Reproduce all of the data word for word.

########################################

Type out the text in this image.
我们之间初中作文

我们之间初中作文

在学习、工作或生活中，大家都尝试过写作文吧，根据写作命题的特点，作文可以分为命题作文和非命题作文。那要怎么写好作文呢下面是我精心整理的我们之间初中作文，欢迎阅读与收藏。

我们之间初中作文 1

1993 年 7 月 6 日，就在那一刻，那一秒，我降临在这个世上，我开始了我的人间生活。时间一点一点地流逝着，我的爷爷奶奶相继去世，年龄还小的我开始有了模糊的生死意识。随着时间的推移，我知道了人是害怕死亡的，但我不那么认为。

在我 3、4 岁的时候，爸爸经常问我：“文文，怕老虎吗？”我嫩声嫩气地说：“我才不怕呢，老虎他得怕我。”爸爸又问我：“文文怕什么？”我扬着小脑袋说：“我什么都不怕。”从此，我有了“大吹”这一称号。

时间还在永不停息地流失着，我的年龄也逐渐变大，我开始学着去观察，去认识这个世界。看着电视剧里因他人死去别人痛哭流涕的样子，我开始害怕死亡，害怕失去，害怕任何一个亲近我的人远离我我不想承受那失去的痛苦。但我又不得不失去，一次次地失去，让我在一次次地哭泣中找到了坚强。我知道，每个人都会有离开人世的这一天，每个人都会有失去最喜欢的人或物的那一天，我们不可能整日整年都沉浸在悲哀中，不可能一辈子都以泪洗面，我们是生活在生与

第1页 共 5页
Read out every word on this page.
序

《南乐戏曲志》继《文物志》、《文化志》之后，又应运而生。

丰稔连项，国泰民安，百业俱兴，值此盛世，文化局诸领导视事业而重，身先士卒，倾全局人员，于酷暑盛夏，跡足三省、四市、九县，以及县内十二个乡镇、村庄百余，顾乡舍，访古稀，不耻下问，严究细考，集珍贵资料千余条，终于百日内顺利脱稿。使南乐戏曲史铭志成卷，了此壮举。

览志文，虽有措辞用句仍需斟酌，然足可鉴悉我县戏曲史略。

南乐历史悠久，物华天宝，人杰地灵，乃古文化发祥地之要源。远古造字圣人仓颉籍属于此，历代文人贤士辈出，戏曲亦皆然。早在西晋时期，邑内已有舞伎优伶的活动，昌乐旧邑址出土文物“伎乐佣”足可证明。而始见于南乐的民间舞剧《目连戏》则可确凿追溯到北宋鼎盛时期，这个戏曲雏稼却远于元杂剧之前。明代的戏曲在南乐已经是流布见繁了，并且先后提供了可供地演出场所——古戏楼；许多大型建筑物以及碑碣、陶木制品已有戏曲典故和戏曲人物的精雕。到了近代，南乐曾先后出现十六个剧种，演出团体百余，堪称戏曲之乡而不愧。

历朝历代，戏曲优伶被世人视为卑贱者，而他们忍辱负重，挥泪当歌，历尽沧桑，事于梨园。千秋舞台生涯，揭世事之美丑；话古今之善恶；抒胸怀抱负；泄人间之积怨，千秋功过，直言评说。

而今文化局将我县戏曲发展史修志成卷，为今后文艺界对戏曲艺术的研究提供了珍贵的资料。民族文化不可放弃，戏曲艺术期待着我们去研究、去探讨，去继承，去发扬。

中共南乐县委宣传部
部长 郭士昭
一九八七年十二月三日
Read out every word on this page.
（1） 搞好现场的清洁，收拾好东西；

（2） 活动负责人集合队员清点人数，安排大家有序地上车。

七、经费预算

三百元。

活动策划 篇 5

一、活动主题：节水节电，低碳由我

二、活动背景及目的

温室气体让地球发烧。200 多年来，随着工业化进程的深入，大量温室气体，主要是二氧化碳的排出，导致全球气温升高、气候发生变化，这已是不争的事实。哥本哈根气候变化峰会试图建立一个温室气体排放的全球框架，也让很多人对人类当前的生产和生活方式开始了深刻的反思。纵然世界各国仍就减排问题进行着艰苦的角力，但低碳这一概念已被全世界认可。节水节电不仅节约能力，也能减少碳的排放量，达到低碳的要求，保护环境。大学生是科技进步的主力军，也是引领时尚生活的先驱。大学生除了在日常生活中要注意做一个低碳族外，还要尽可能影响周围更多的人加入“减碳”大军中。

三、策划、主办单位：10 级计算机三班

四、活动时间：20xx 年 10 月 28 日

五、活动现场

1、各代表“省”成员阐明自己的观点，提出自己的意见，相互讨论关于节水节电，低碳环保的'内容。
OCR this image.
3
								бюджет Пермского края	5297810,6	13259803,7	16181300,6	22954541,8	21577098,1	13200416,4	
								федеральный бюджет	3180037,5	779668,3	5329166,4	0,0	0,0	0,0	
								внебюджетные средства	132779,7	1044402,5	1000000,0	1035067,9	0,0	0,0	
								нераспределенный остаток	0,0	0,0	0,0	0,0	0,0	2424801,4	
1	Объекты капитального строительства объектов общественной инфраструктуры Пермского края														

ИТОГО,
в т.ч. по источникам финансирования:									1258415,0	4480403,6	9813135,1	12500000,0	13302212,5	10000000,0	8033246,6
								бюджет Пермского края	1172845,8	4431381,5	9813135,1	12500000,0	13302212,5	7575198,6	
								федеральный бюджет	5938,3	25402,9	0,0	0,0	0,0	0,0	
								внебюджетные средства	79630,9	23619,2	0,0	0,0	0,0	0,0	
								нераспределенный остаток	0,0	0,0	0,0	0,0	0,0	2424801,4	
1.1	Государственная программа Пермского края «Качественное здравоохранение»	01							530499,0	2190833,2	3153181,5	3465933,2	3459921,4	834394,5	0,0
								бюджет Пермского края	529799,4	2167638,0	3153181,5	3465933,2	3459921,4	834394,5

########################################

TASK RESULT ▸
Type out the text in this image.
我们之间初中作文

我们之间初中作文

在学习、工作或生活中，大家都尝试过写作文吧，根据写作命题的特点，作文可以分为命题作文和非命题作文。那要怎么写好作文呢下面是我精心整理的我们之间初中作文，欢迎阅读与收藏。

我们之间初中作文 1

1993 年 7 月 6 日，就在那一刻，那一秒，我降临在这个世上，我开始了我的人间生活。时间一点一点地流逝着，我的爷爷奶奶相继去世，年龄还小的我开始有了模糊的生死意识。随着时间的推移，我知道了人是害怕死亡的，但我不那么认为。

在我 3、4 岁的时候，爸爸经常问我：“文文，怕老虎吗？”我嫩声嫩气地说：“我才不怕呢，老虎他得怕我。”爸爸又问我：“文文怕什么？”我扬着小脑袋说：“我什么都不怕。”从此，我有了“大吹”这一称号。

时间还在永不停息地流失着，我的年龄也逐渐变大，我开始学着去观察，去认识这个世界。看着电视剧里因他人死去别人痛哭流涕的样子，我开始害怕死亡，害怕失去，害怕任何一个亲近我的人远离我我不想承受那失去的痛苦。但我又不得不失去，一次次地失去，让我在一次次地哭泣中找到了坚强。我知道，每个人都会有离开人世的这一天，每个人都会有失去最喜欢的人或物的那一天，我们不可能整日整年都沉浸在悲哀中，不可能一辈子都以泪洗面，我们是生活在生与

第1页 共 5页
Read out every word on this page.
序

《南乐戏曲志》继《文物志》、《文化志》之后，又应运而生。

丰稔连项，国泰民安，百业俱兴，值此盛世，文化局诸领导视事业而重，身先士卒，倾全局人员，于酷暑盛夏，跡足三省、四市、九县，以及县内十二个乡镇、村庄百余，顾乡舍，访古稀，不耻下问，严究细考，集珍贵资料千余条，终于百日内顺利脱稿。使南乐戏曲史铭志成卷，了此壮举。

览志文，虽有措辞用句仍需斟酌，然足可鉴悉我县戏曲史略。

南乐历史悠久，物华天宝，人杰地灵，乃古文化发祥地之要源。远古造字圣人仓颉籍属于此，历代文人贤士辈出，戏曲亦皆然。早在西晋时期，邑内已有舞伎优伶的活动，昌乐旧邑址出土文物“伎乐佣”足可证明。而始见于南乐的民间舞剧《目连戏》则可确凿追溯到北宋鼎盛时期，这个戏曲雏稼却远于元杂剧之前。明代的戏曲在南乐已经是流布见繁了，并且先后提供了可供地演出场所——古戏楼；许多大型建筑物以及碑碣、陶木制品已有戏曲典故和戏曲人物的精雕。到了近代，南乐曾先后出现十六个剧种，演出团体百余，堪称戏曲之乡而不愧。

历朝历代，戏曲优伶被世人视为卑贱者，而他们忍辱负重，挥泪当歌，历尽沧桑，事于梨园。千秋舞台生涯，揭世事之美丑；话古今之善恶；抒胸怀抱负；泄人间之积怨，千秋功过，直言评说。

而今文化局将我县戏曲发展史修志成卷，为今后文艺界对戏曲艺术的研究提供了珍贵的资料。民族文化不可放弃，戏曲艺术期待着我们去研究、去探讨，去继承，去发扬。

中共南乐县委宣传部
部长 郭士昭
一九八七年十二月三日
Read out every word on this page.
（1） 搞好现场的清洁，收拾好东西；

（2） 活动负责人集合队员清点人数，安排大家有序地上车。

七、经费预算

三百元。

活动策划 篇 5

一、活动主题：节水节电，低碳由我

二、活动背景及目的

温室气体让地球发烧。200 多年来，随着工业化进程的深入，大量温室气体，主要是二氧化碳的排出，导致全球气温升高、气候发生变化，这已是不争的事实。哥本哈根气候变化峰会试图建立一个温室气体排放的全球框架，也让很多人对人类当前的生产和生活方式开始了深刻的反思。纵然世界各国仍就减排问题进行着艰苦的角力，但低碳这一概念已被全世界认可。节水节电不仅节约能力，也能减少碳的排放量，达到低碳的要求，保护环境。大学生是科技进步的主力军，也是引领时尚生活的先驱。大学生除了在日常生活中要注意做一个低碳族外，还要尽可能影响周围更多的人加入“减碳”大军中。

三、策划、主办单位：10 级计算机三班

四、活动时间：20xx 年 10 月 28 日

五、活动现场

1、各代表“省”成员阐明自己的观点，提出自己的意见，相互讨论关于节水节电，低碳环保的'内容。
OCR this image.
3
								бюджет Пермского края	5297810,6	13259803,7	16181300,6	22954541,8	21577098,1	13200416,4	
								федеральный бюджет	3180037,5	779668,3	5329166,4	0,0	0,0	0,0	
								внебюджетные средства	132779,7	1044402,5	1000000,0	1035067,9	0,0	0,0	
								нераспределенный остаток	0,0	0,0	0,0	0,0	0,0	2424801,4	
1	Объекты капитального строительства объектов общественной инфраструктуры Пермского края														

ИТОГО,
в т.ч. по источникам финансирования:									1258415,0	4480403,6	9813135,1	12500000,0	13302212,5	10000000,0	8033246,6
								бюджет Пермского края	1172845,8	4431381,5	9813135,1	12500000,0	13302212,5	7575198,6	
								федеральный бюджет	5938,3	25402,9	0,0	0,0	0,0	0,0	
								внебюджетные средства	79630,9	23619,2	0,0	0,0	0,0	0,0	
								нераспределенный остаток	0,0	0,0	0,0	0,0	0,0	2424801,4	
1.1	Государственная программа Пермского края «Качественное здравоохранение»	01							530499,0	2190833,2	3153181,5	3465933,2	3459921,4	834394,5	0,0
								бюджет Пермского края	529799,4	2167638,0	3153181,5	3465933,2	3459921,4	834394,5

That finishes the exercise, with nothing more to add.